▸ **What this task involves**
Each entry in the listing below should be restated word for word.

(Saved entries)
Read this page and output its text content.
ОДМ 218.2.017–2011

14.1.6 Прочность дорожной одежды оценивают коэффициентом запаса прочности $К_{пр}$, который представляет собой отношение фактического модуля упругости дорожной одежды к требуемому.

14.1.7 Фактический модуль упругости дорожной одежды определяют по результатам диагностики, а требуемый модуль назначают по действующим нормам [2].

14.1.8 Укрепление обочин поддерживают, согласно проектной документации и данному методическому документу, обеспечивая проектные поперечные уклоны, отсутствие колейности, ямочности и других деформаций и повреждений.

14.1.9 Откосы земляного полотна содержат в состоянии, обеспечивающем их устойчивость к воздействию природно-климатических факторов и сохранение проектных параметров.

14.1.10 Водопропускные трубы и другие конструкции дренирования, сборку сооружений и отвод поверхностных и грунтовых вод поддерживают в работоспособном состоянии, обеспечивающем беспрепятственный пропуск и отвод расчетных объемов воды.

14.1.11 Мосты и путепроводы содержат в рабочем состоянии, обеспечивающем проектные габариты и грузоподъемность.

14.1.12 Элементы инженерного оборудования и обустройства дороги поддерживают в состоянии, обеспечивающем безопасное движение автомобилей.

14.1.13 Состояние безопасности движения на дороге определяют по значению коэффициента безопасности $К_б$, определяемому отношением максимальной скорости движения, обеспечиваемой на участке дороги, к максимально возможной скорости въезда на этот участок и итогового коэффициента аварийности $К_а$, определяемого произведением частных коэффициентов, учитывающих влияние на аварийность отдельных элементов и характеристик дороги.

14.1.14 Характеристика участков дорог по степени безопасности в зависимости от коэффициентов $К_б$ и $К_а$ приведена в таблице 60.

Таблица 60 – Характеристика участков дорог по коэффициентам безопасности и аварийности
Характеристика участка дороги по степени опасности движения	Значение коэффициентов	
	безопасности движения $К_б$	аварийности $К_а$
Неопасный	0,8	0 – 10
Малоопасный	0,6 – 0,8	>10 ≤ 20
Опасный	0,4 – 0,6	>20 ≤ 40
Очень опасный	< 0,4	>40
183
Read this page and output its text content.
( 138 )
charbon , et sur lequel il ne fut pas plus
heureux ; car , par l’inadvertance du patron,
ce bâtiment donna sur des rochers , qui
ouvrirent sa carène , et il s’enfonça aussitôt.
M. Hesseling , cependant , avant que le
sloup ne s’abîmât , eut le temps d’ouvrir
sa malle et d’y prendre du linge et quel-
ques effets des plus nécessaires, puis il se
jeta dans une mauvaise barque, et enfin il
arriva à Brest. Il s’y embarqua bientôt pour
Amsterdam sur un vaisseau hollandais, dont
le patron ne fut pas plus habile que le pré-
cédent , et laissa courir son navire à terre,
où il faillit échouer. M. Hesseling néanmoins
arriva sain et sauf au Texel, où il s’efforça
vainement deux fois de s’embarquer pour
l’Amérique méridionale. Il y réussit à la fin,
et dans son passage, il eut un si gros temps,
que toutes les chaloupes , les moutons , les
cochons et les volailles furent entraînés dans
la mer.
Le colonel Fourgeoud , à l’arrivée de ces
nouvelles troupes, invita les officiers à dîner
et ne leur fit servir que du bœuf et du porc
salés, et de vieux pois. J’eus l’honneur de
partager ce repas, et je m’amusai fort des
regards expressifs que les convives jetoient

▸ **Solution**
Read this page and output its text content.
ОДМ 218.2.017–2011

14.1.6 Прочность дорожной одежды оценивают коэффициентом запаса прочности $К_{пр}$, который представляет собой отношение фактического модуля упругости дорожной одежды к требуемому.

14.1.7 Фактический модуль упругости дорожной одежды определяют по результатам диагностики, а требуемый модуль назначают по действующим нормам [2].

14.1.8 Укрепление обочин поддерживают, согласно проектной документации и данному методическому документу, обеспечивая проектные поперечные уклоны, отсутствие колейности, ямочности и других деформаций и повреждений.

14.1.9 Откосы земляного полотна содержат в состоянии, обеспечивающем их устойчивость к воздействию природно-климатических факторов и сохранение проектных параметров.

14.1.10 Водопропускные трубы и другие конструкции дренирования, сборку сооружений и отвод поверхностных и грунтовых вод поддерживают в работоспособном состоянии, обеспечивающем беспрепятственный пропуск и отвод расчетных объемов воды.

14.1.11 Мосты и путепроводы содержат в рабочем состоянии, обеспечивающем проектные габариты и грузоподъемность.

14.1.12 Элементы инженерного оборудования и обустройства дороги поддерживают в состоянии, обеспечивающем безопасное движение автомобилей.

14.1.13 Состояние безопасности движения на дороге определяют по значению коэффициента безопасности $К_б$, определяемому отношением максимальной скорости движения, обеспечиваемой на участке дороги, к максимально возможной скорости въезда на этот участок и итогового коэффициента аварийности $К_а$, определяемого произведением частных коэффициентов, учитывающих влияние на аварийность отдельных элементов и характеристик дороги.

14.1.14 Характеристика участков дорог по степени безопасности в зависимости от коэффициентов $К_б$ и $К_а$ приведена в таблице 60.

Таблица 60 – Характеристика участков дорог по коэффициентам безопасности и аварийности
Характеристика участка дороги по степени опасности движения	Значение коэффициентов	
	безопасности движения $К_б$	аварийности $К_а$
Неопасный	0,8	0 – 10
Малоопасный	0,6 – 0,8	>10 ≤ 20
Опасный	0,4 – 0,6	>20 ≤ 40
Очень опасный	< 0,4	>40
183
Read this page and output its text content.
( 138 )
charbon , et sur lequel il ne fut pas plus
heureux ; car , par l’inadvertance du patron,
ce bâtiment donna sur des rochers , qui
ouvrirent sa carène , et il s’enfonça aussitôt.
M. Hesseling , cependant , avant que le
sloup ne s’abîmât , eut le temps d’ouvrir
sa malle et d’y prendre du linge et quel-
ques effets des plus nécessaires, puis il se
jeta dans une mauvaise barque, et enfin il
arriva à Brest. Il s’y embarqua bientôt pour
Amsterdam sur un vaisseau hollandais, dont
le patron ne fut pas plus habile que le pré-
cédent , et laissa courir son navire à terre,
où il faillit échouer. M. Hesseling néanmoins
arriva sain et sauf au Texel, où il s’efforça
vainement deux fois de s’embarquer pour
l’Amérique méridionale. Il y réussit à la fin,
et dans son passage, il eut un si gros temps,
que toutes les chaloupes , les moutons , les
cochons et les volailles furent entraînés dans
la mer.
Le colonel Fourgeoud , à l’arrivée de ces
nouvelles troupes, invita les officiers à dîner
et ne leur fit servir que du bœuf et du porc
salés, et de vieux pois. J’eus l’honneur de
partager ce repas, et je m’amusai fort des
regards expressifs que les convives jetoient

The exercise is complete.